[Record excerpts]:
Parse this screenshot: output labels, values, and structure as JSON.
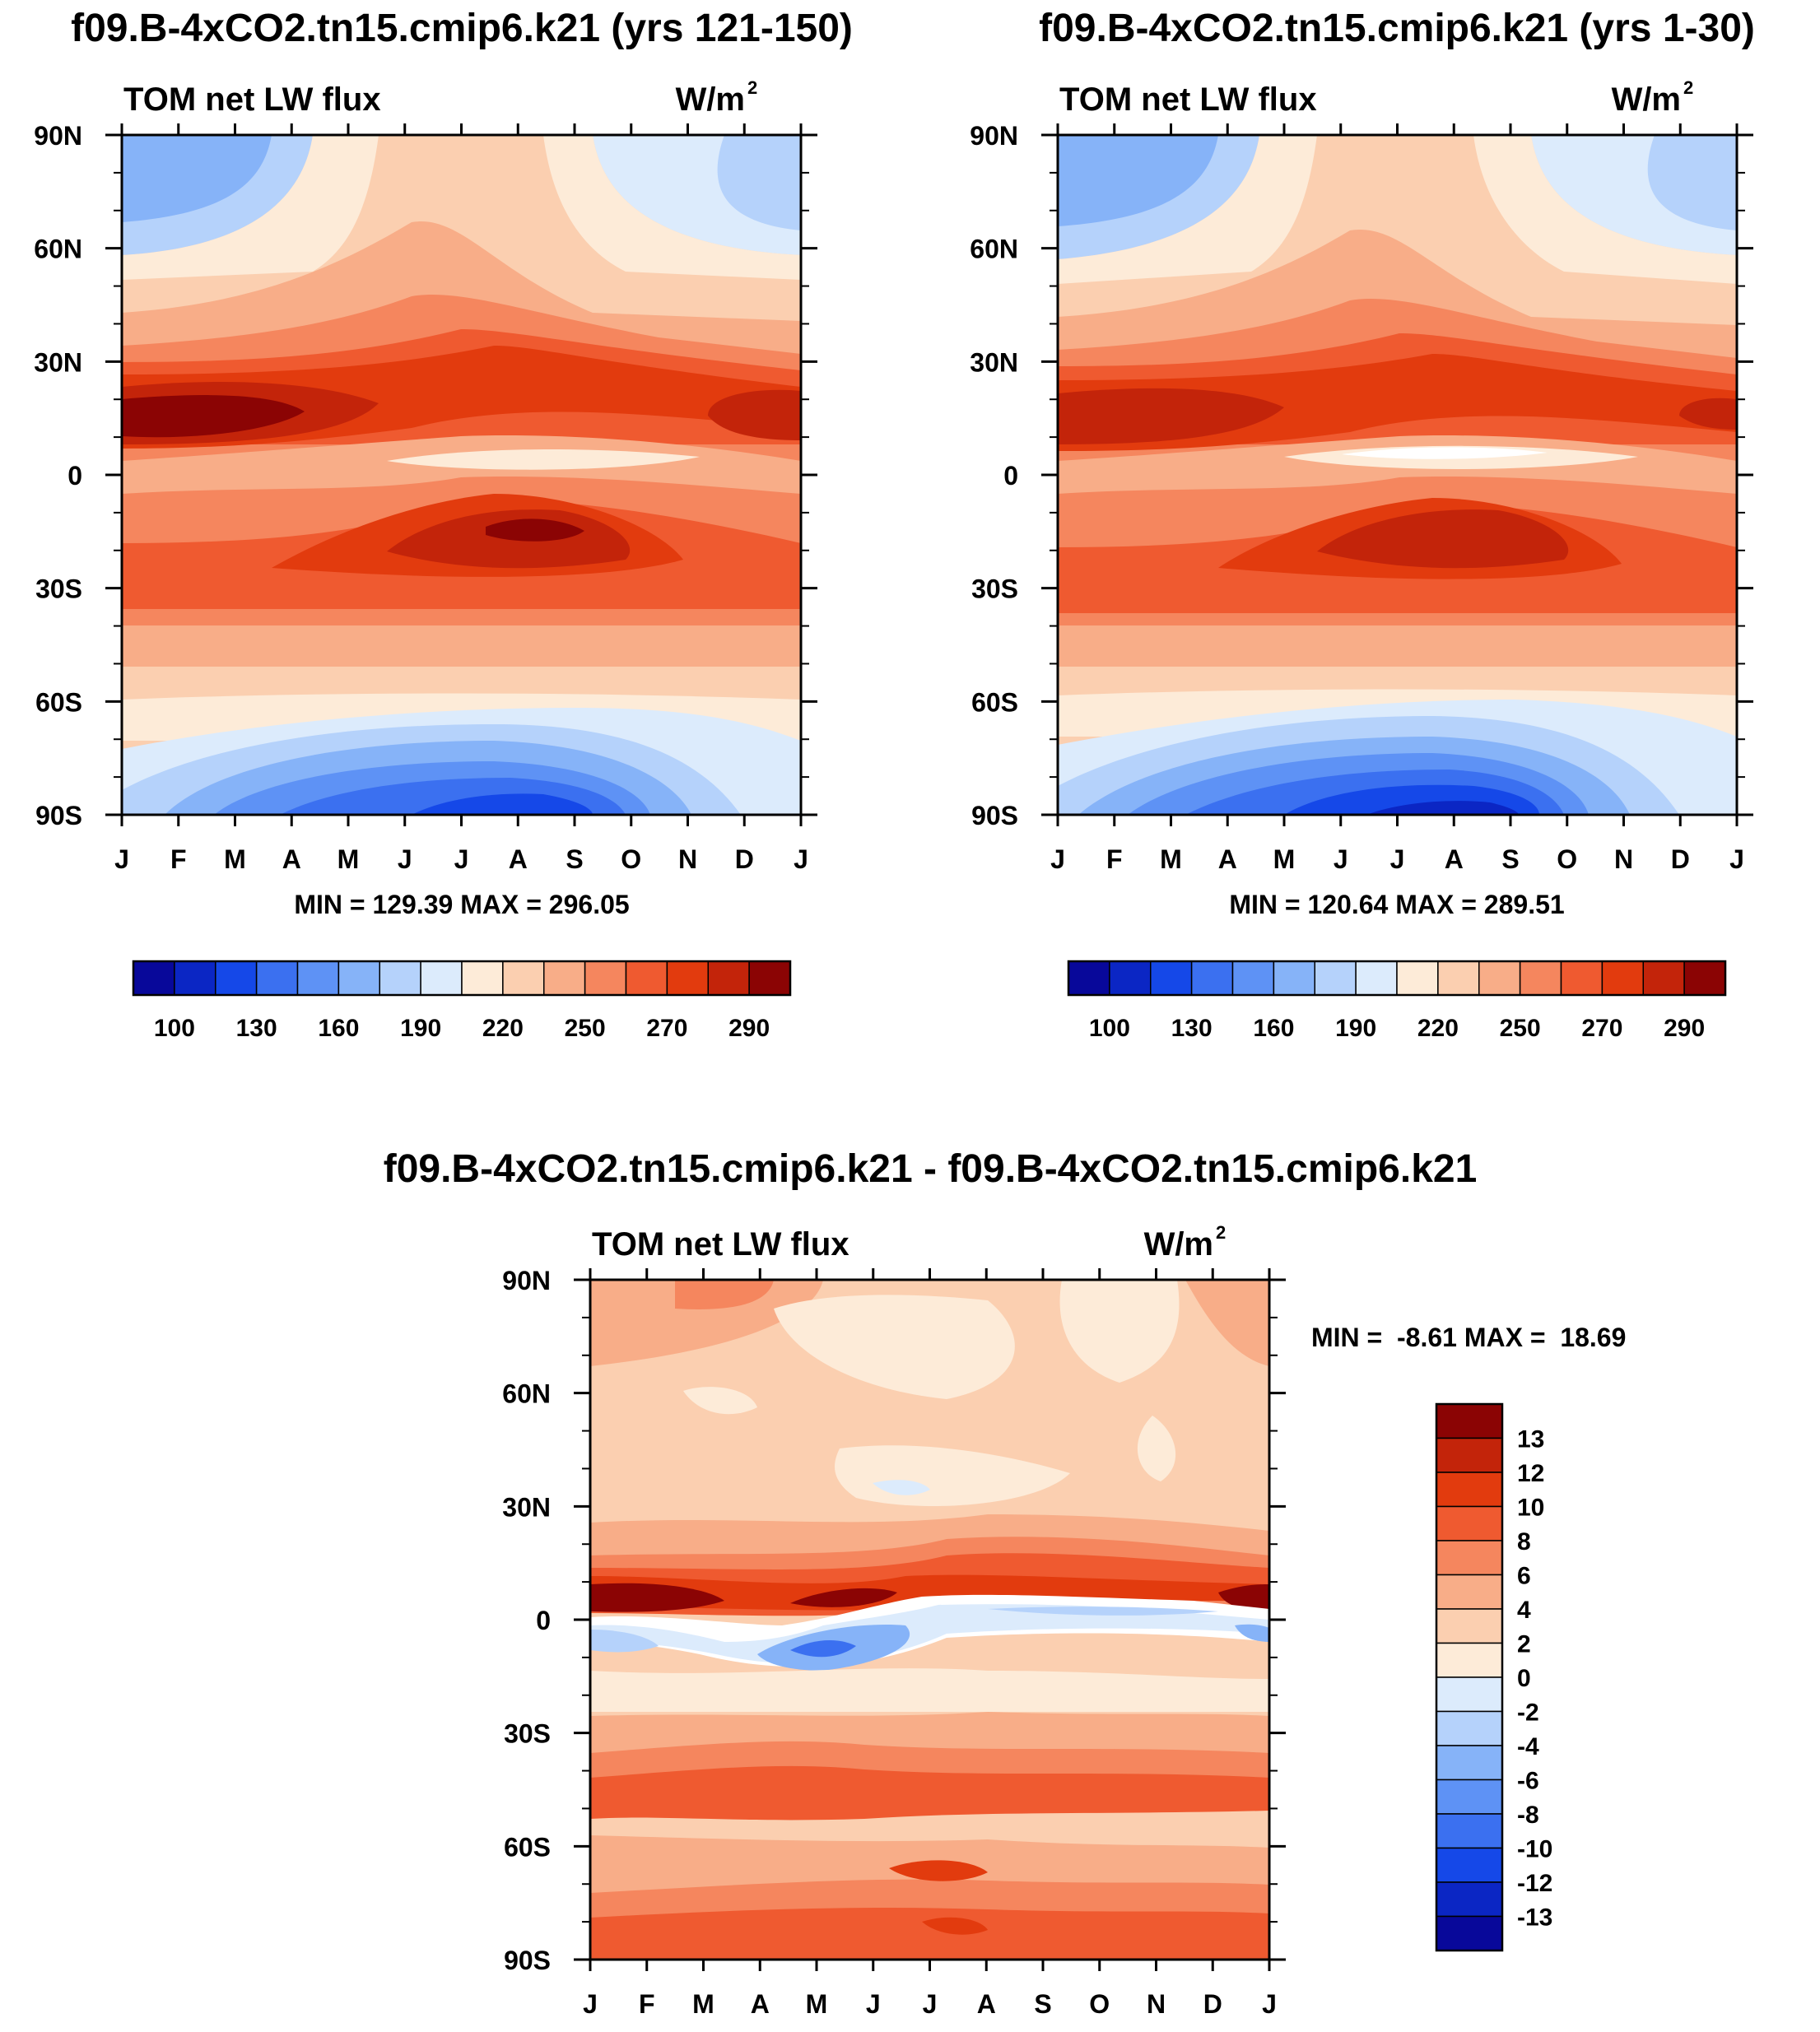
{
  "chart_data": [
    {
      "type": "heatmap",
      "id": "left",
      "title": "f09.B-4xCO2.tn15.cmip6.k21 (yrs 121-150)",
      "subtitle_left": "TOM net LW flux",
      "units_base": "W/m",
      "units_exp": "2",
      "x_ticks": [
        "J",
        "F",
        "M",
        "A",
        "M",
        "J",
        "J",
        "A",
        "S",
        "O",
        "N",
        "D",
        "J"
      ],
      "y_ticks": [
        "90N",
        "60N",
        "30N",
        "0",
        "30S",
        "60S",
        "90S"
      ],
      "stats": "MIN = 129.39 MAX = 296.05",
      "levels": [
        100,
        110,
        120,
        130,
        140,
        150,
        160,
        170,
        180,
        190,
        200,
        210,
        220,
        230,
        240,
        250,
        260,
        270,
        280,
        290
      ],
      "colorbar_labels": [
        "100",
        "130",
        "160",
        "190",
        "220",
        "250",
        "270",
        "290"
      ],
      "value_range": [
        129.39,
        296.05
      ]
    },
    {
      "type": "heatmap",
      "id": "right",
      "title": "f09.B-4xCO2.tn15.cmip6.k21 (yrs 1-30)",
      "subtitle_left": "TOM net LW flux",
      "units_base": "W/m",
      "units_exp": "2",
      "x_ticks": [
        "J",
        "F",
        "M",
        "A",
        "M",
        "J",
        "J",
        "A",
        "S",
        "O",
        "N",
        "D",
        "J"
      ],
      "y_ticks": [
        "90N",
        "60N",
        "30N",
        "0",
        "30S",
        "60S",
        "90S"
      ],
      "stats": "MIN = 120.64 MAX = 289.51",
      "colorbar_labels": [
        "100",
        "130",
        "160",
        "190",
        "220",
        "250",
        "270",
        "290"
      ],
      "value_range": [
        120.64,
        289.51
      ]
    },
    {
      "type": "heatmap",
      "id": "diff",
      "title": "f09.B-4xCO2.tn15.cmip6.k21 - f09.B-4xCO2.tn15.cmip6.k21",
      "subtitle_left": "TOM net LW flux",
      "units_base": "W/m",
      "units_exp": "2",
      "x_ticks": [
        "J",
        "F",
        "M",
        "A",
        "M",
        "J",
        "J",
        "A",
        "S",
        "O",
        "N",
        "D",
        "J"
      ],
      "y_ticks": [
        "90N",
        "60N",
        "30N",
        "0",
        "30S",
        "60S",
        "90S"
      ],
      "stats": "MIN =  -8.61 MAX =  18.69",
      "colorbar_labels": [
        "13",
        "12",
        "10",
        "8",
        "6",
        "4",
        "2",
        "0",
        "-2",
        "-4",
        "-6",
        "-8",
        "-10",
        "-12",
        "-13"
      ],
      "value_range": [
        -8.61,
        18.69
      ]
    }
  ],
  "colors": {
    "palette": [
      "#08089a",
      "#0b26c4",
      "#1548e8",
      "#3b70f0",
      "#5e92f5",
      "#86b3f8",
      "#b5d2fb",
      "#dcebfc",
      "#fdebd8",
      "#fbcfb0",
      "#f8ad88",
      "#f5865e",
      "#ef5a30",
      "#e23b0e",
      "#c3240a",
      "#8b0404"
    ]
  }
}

[Goal]:
Write the entries above out in full, exactly, with no images.

[Response]:
Parse this screenshot: output labels, values, and structure as JSON.
{
  "chart_data": [
    {
      "type": "heatmap",
      "id": "left",
      "title": "f09.B-4xCO2.tn15.cmip6.k21 (yrs 121-150)",
      "subtitle_left": "TOM net LW flux",
      "units_base": "W/m",
      "units_exp": "2",
      "x_ticks": [
        "J",
        "F",
        "M",
        "A",
        "M",
        "J",
        "J",
        "A",
        "S",
        "O",
        "N",
        "D",
        "J"
      ],
      "y_ticks": [
        "90N",
        "60N",
        "30N",
        "0",
        "30S",
        "60S",
        "90S"
      ],
      "stats": "MIN = 129.39 MAX = 296.05",
      "levels": [
        100,
        110,
        120,
        130,
        140,
        150,
        160,
        170,
        180,
        190,
        200,
        210,
        220,
        230,
        240,
        250,
        260,
        270,
        280,
        290
      ],
      "colorbar_labels": [
        "100",
        "130",
        "160",
        "190",
        "220",
        "250",
        "270",
        "290"
      ],
      "value_range": [
        129.39,
        296.05
      ]
    },
    {
      "type": "heatmap",
      "id": "right",
      "title": "f09.B-4xCO2.tn15.cmip6.k21 (yrs 1-30)",
      "subtitle_left": "TOM net LW flux",
      "units_base": "W/m",
      "units_exp": "2",
      "x_ticks": [
        "J",
        "F",
        "M",
        "A",
        "M",
        "J",
        "J",
        "A",
        "S",
        "O",
        "N",
        "D",
        "J"
      ],
      "y_ticks": [
        "90N",
        "60N",
        "30N",
        "0",
        "30S",
        "60S",
        "90S"
      ],
      "stats": "MIN = 120.64 MAX = 289.51",
      "colorbar_labels": [
        "100",
        "130",
        "160",
        "190",
        "220",
        "250",
        "270",
        "290"
      ],
      "value_range": [
        120.64,
        289.51
      ]
    },
    {
      "type": "heatmap",
      "id": "diff",
      "title": "f09.B-4xCO2.tn15.cmip6.k21 - f09.B-4xCO2.tn15.cmip6.k21",
      "subtitle_left": "TOM net LW flux",
      "units_base": "W/m",
      "units_exp": "2",
      "x_ticks": [
        "J",
        "F",
        "M",
        "A",
        "M",
        "J",
        "J",
        "A",
        "S",
        "O",
        "N",
        "D",
        "J"
      ],
      "y_ticks": [
        "90N",
        "60N",
        "30N",
        "0",
        "30S",
        "60S",
        "90S"
      ],
      "stats": "MIN =  -8.61 MAX =  18.69",
      "colorbar_labels": [
        "13",
        "12",
        "10",
        "8",
        "6",
        "4",
        "2",
        "0",
        "-2",
        "-4",
        "-6",
        "-8",
        "-10",
        "-12",
        "-13"
      ],
      "value_range": [
        -8.61,
        18.69
      ]
    }
  ],
  "colors": {
    "palette": [
      "#08089a",
      "#0b26c4",
      "#1548e8",
      "#3b70f0",
      "#5e92f5",
      "#86b3f8",
      "#b5d2fb",
      "#dcebfc",
      "#fdebd8",
      "#fbcfb0",
      "#f8ad88",
      "#f5865e",
      "#ef5a30",
      "#e23b0e",
      "#c3240a",
      "#8b0404"
    ]
  }
}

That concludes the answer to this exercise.